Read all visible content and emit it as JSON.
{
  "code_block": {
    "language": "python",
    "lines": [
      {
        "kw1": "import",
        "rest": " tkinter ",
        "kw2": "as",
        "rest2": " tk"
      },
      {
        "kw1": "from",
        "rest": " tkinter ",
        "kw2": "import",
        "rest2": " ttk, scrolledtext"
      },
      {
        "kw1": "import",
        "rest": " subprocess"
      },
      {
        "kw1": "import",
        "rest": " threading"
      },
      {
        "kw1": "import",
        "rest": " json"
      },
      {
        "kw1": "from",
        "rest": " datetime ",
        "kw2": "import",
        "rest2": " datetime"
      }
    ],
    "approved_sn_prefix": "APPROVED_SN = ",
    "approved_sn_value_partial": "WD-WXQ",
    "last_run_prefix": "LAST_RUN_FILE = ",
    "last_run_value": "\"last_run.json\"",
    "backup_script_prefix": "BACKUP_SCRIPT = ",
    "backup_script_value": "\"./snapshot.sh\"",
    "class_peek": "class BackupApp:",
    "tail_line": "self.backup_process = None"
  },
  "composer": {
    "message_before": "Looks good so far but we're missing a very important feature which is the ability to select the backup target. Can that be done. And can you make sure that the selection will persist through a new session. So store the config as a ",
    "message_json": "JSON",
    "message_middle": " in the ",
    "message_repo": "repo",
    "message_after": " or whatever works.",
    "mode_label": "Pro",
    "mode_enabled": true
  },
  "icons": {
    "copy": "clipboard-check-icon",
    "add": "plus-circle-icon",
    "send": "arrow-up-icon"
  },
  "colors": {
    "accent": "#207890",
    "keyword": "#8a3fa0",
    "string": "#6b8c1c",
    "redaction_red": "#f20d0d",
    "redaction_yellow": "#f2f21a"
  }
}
* * * *
TASK BRIEF:
Above are the records; copy all of them exactly.

SOLUTION FOR THIS TASK:
Read all visible content and emit it as JSON.
{
  "code_block": {
    "language": "python",
    "lines": [
      {
        "kw1": "import",
        "rest": " tkinter ",
        "kw2": "as",
        "rest2": " tk"
      },
      {
        "kw1": "from",
        "rest": " tkinter ",
        "kw2": "import",
        "rest2": " ttk, scrolledtext"
      },
      {
        "kw1": "import",
        "rest": " subprocess"
      },
      {
        "kw1": "import",
        "rest": " threading"
      },
      {
        "kw1": "import",
        "rest": " json"
      },
      {
        "kw1": "from",
        "rest": " datetime ",
        "kw2": "import",
        "rest2": " datetime"
      }
    ],
    "approved_sn_prefix": "APPROVED_SN = ",
    "approved_sn_value_partial": "WD-WXQ",
    "last_run_prefix": "LAST_RUN_FILE = ",
    "last_run_value": "\"last_run.json\"",
    "backup_script_prefix": "BACKUP_SCRIPT = ",
    "backup_script_value": "\"./snapshot.sh\"",
    "class_peek": "class BackupApp:",
    "tail_line": "self.backup_process = None"
  },
  "composer": {
    "message_before": "Looks good so far but we're missing a very important feature which is the ability to select the backup target. Can that be done. And can you make sure that the selection will persist through a new session. So store the config as a ",
    "message_json": "JSON",
    "message_middle": " in the ",
    "message_repo": "repo",
    "message_after": " or whatever works.",
    "mode_label": "Pro",
    "mode_enabled": true
  },
  "icons": {
    "copy": "clipboard-check-icon",
    "add": "plus-circle-icon",
    "send": "arrow-up-icon"
  },
  "colors": {
    "accent": "#207890",
    "keyword": "#8a3fa0",
    "string": "#6b8c1c",
    "redaction_red": "#f20d0d",
    "redaction_yellow": "#f2f21a"
  }
}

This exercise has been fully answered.